(Dataset records)
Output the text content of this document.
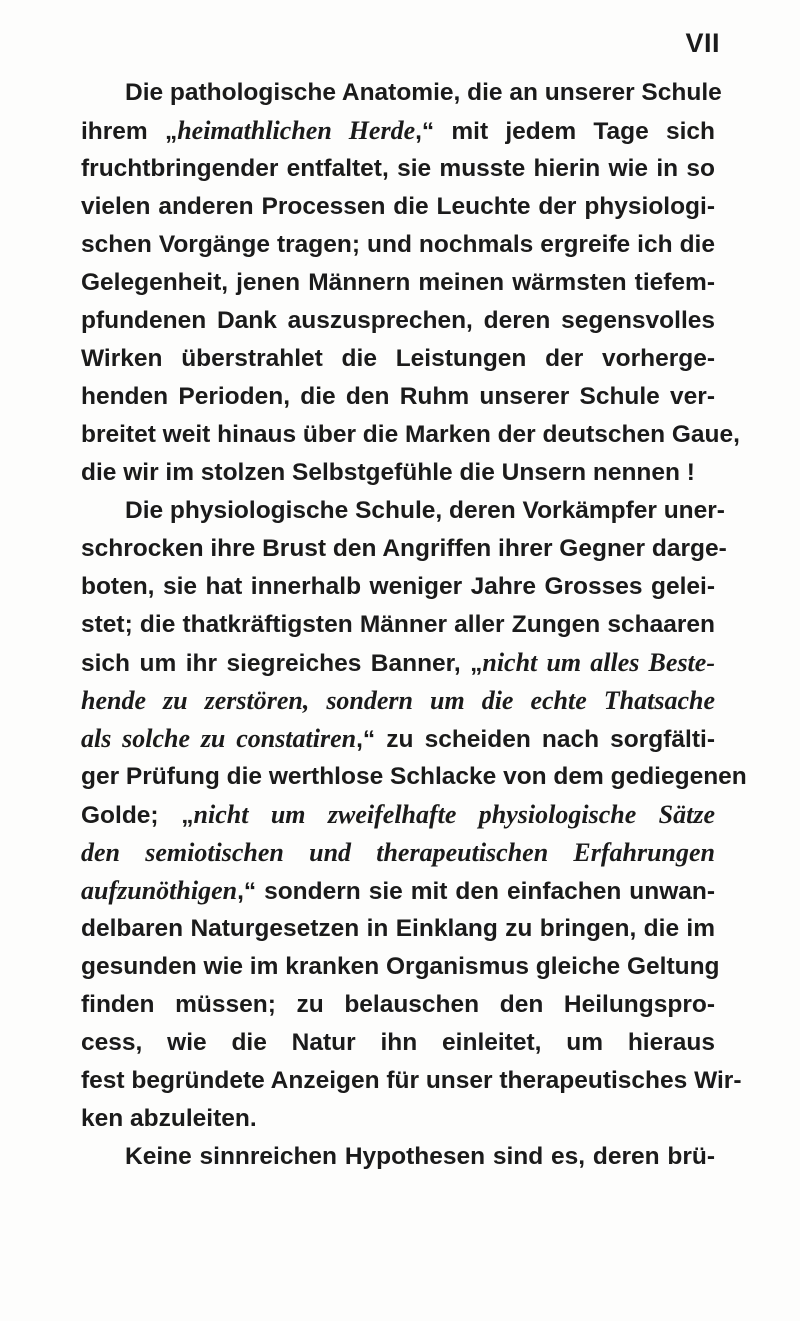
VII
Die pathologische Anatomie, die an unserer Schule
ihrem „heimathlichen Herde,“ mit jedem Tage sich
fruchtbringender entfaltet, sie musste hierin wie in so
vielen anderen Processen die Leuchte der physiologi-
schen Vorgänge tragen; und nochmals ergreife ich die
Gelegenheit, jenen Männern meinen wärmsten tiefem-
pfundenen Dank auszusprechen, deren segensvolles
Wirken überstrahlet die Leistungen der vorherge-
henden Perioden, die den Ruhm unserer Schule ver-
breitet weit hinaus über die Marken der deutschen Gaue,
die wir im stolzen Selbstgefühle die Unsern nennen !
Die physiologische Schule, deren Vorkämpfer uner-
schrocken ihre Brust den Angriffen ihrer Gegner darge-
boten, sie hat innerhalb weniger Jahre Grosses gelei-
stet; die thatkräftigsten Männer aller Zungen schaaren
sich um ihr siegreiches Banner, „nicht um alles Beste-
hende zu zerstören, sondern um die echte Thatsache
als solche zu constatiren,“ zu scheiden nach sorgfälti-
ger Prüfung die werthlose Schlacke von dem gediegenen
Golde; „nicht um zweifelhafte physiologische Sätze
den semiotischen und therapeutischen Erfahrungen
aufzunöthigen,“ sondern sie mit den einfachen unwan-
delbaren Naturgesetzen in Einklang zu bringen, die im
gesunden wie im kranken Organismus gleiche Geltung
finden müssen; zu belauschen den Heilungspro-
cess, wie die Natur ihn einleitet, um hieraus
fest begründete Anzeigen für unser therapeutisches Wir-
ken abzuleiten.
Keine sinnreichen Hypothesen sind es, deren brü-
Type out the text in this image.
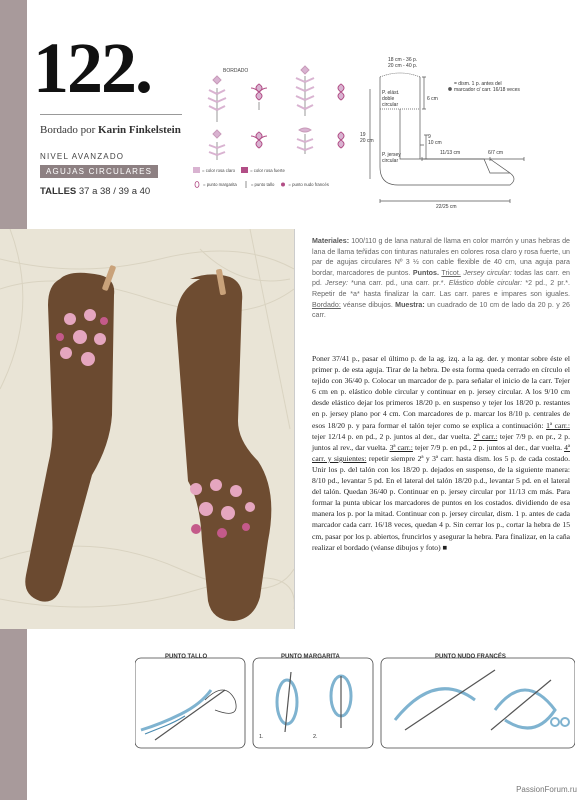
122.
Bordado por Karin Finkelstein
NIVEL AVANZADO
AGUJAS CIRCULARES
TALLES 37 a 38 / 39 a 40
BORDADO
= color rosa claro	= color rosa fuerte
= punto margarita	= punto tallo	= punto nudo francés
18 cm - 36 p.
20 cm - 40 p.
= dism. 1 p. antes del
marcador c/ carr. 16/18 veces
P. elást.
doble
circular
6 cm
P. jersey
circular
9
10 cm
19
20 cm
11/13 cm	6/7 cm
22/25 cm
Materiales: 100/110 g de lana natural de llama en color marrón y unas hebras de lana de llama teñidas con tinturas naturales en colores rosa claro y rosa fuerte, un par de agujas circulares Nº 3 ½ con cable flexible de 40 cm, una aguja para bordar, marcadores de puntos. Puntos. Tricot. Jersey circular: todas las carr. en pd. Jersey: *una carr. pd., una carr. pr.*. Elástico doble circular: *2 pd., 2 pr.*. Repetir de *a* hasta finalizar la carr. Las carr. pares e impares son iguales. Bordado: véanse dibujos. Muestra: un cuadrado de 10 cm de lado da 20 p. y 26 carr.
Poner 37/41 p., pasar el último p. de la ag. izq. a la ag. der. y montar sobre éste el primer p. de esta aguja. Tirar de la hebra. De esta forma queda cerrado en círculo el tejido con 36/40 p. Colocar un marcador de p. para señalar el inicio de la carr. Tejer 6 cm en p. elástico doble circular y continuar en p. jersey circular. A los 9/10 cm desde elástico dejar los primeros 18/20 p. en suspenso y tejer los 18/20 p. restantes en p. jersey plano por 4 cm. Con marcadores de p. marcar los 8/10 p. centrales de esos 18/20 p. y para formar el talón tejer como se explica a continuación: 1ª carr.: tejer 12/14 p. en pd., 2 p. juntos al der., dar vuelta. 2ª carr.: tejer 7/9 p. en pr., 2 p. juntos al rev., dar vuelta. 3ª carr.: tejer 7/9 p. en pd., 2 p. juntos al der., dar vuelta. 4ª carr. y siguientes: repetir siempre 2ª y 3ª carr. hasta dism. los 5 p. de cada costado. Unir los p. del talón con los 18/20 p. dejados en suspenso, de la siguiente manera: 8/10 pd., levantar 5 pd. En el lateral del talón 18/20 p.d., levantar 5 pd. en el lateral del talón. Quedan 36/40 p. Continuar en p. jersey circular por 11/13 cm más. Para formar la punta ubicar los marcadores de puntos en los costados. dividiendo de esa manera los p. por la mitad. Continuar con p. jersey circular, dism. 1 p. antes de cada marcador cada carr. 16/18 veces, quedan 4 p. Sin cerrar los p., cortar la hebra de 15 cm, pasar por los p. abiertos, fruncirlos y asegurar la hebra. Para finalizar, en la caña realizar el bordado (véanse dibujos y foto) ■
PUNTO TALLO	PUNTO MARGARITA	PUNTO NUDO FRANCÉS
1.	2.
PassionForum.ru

__INSTRUCTIONS TO FOLLOW__
Using the data above, print every line exactly, omitting pictures.

__ANSWER TO THIS PROBLEM__
Output the text content of this document.
VII
Die pathologische Anatomie, die an unserer Schule
ihrem „heimathlichen Herde,“ mit jedem Tage sich
fruchtbringender entfaltet, sie musste hierin wie in so
vielen anderen Processen die Leuchte der physiologi-
schen Vorgänge tragen; und nochmals ergreife ich die
Gelegenheit, jenen Männern meinen wärmsten tiefem-
pfundenen Dank auszusprechen, deren segensvolles
Wirken überstrahlet die Leistungen der vorherge-
henden Perioden, die den Ruhm unserer Schule ver-
breitet weit hinaus über die Marken der deutschen Gaue,
die wir im stolzen Selbstgefühle die Unsern nennen !
Die physiologische Schule, deren Vorkämpfer uner-
schrocken ihre Brust den Angriffen ihrer Gegner darge-
boten, sie hat innerhalb weniger Jahre Grosses gelei-
stet; die thatkräftigsten Männer aller Zungen schaaren
sich um ihr siegreiches Banner, „nicht um alles Beste-
hende zu zerstören, sondern um die echte Thatsache
als solche zu constatiren,“ zu scheiden nach sorgfälti-
ger Prüfung die werthlose Schlacke von dem gediegenen
Golde; „nicht um zweifelhafte physiologische Sätze
den semiotischen und therapeutischen Erfahrungen
aufzunöthigen,“ sondern sie mit den einfachen unwan-
delbaren Naturgesetzen in Einklang zu bringen, die im
gesunden wie im kranken Organismus gleiche Geltung
finden müssen; zu belauschen den Heilungspro-
cess, wie die Natur ihn einleitet, um hieraus
fest begründete Anzeigen für unser therapeutisches Wir-
ken abzuleiten.
Keine sinnreichen Hypothesen sind es, deren brü-
Type out the text in this image.
122.
Bordado por Karin Finkelstein
NIVEL AVANZADO
AGUJAS CIRCULARES
TALLES 37 a 38 / 39 a 40
BORDADO
= color rosa claro	= color rosa fuerte
= punto margarita	= punto tallo	= punto nudo francés
18 cm - 36 p.
20 cm - 40 p.
= dism. 1 p. antes del
marcador c/ carr. 16/18 veces
P. elást.
doble
circular
6 cm
P. jersey
circular
9
10 cm
19
20 cm
11/13 cm	6/7 cm
22/25 cm
Materiales: 100/110 g de lana natural de llama en color marrón y unas hebras de lana de llama teñidas con tinturas naturales en colores rosa claro y rosa fuerte, un par de agujas circulares Nº 3 ½ con cable flexible de 40 cm, una aguja para bordar, marcadores de puntos. Puntos. Tricot. Jersey circular: todas las carr. en pd. Jersey: *una carr. pd., una carr. pr.*. Elástico doble circular: *2 pd., 2 pr.*. Repetir de *a* hasta finalizar la carr. Las carr. pares e impares son iguales. Bordado: véanse dibujos. Muestra: un cuadrado de 10 cm de lado da 20 p. y 26 carr.
Poner 37/41 p., pasar el último p. de la ag. izq. a la ag. der. y montar sobre éste el primer p. de esta aguja. Tirar de la hebra. De esta forma queda cerrado en círculo el tejido con 36/40 p. Colocar un marcador de p. para señalar el inicio de la carr. Tejer 6 cm en p. elástico doble circular y continuar en p. jersey circular. A los 9/10 cm desde elástico dejar los primeros 18/20 p. en suspenso y tejer los 18/20 p. restantes en p. jersey plano por 4 cm. Con marcadores de p. marcar los 8/10 p. centrales de esos 18/20 p. y para formar el talón tejer como se explica a continuación: 1ª carr.: tejer 12/14 p. en pd., 2 p. juntos al der., dar vuelta. 2ª carr.: tejer 7/9 p. en pr., 2 p. juntos al rev., dar vuelta. 3ª carr.: tejer 7/9 p. en pd., 2 p. juntos al der., dar vuelta. 4ª carr. y siguientes: repetir siempre 2ª y 3ª carr. hasta dism. los 5 p. de cada costado. Unir los p. del talón con los 18/20 p. dejados en suspenso, de la siguiente manera: 8/10 pd., levantar 5 pd. En el lateral del talón 18/20 p.d., levantar 5 pd. en el lateral del talón. Quedan 36/40 p. Continuar en p. jersey circular por 11/13 cm más. Para formar la punta ubicar los marcadores de puntos en los costados. dividiendo de esa manera los p. por la mitad. Continuar con p. jersey circular, dism. 1 p. antes de cada marcador cada carr. 16/18 veces, quedan 4 p. Sin cerrar los p., cortar la hebra de 15 cm, pasar por los p. abiertos, fruncirlos y asegurar la hebra. Para finalizar, en la caña realizar el bordado (véanse dibujos y foto) ■
PUNTO TALLO	PUNTO MARGARITA	PUNTO NUDO FRANCÉS
1.	2.
PassionForum.ru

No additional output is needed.